** BEGIN **
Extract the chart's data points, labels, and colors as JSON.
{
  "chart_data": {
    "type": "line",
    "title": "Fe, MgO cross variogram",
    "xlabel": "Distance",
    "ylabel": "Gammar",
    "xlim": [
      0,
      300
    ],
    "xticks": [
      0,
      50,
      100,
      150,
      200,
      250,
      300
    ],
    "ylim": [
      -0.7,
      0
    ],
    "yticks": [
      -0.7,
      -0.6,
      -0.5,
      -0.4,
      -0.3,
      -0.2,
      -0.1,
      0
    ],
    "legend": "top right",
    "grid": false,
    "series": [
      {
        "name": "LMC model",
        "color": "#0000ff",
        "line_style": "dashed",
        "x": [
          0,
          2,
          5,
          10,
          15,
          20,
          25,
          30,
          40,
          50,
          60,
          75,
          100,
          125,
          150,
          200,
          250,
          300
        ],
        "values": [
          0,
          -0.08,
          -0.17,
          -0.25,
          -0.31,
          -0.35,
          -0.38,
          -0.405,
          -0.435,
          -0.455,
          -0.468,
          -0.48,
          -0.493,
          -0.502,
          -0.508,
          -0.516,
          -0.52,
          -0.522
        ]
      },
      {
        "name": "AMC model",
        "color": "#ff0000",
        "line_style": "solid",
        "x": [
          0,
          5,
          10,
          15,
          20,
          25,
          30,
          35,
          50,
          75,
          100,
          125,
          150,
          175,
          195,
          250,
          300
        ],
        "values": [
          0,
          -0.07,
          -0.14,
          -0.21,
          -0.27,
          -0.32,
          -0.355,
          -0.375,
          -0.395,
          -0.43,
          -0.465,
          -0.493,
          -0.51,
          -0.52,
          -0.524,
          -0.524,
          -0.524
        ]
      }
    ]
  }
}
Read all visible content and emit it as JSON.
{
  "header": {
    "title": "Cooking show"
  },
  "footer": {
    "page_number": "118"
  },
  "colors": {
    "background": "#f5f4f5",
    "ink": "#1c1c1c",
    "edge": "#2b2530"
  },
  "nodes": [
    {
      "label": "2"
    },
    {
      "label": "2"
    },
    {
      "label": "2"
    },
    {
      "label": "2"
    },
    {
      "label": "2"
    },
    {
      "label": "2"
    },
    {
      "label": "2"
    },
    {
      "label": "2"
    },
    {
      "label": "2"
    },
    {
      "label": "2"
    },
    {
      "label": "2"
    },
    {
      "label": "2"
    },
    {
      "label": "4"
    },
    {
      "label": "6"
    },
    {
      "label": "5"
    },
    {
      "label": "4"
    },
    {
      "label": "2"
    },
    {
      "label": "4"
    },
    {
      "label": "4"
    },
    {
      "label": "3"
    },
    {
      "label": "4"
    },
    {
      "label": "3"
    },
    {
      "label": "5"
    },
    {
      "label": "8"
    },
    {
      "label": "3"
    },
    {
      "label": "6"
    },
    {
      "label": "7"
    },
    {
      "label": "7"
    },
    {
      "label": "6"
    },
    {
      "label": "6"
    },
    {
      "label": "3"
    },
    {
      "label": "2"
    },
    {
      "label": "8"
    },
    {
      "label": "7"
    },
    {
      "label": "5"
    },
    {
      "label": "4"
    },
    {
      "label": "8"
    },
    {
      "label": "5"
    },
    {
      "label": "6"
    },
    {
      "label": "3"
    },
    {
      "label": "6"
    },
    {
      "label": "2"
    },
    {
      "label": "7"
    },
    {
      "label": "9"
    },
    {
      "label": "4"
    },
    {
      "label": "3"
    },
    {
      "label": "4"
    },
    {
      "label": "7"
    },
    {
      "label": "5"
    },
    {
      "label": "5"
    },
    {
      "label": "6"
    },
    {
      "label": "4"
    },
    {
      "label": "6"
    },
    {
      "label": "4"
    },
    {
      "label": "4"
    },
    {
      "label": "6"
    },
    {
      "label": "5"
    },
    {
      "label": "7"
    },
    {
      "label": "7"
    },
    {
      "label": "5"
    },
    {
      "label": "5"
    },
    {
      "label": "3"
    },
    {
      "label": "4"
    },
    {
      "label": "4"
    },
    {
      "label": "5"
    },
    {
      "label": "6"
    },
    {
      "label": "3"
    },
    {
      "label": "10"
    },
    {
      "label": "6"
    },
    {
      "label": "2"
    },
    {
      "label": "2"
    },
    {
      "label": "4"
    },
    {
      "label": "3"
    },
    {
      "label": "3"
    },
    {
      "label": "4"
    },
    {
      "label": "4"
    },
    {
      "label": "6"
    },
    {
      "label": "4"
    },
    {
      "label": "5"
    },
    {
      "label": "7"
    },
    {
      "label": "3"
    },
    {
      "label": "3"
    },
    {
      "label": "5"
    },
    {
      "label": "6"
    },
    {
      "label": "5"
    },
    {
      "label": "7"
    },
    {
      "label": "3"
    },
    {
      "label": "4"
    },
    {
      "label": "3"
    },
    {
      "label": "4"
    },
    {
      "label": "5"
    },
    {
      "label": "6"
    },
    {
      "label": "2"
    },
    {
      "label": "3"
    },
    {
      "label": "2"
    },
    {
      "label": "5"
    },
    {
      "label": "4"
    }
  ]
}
** END **
» Stated problem
Return every line from the records above that holds the word "JSON".

» Solution for this problem
Extract the chart's data points, labels, and colors as JSON.
Read all visible content and emit it as JSON.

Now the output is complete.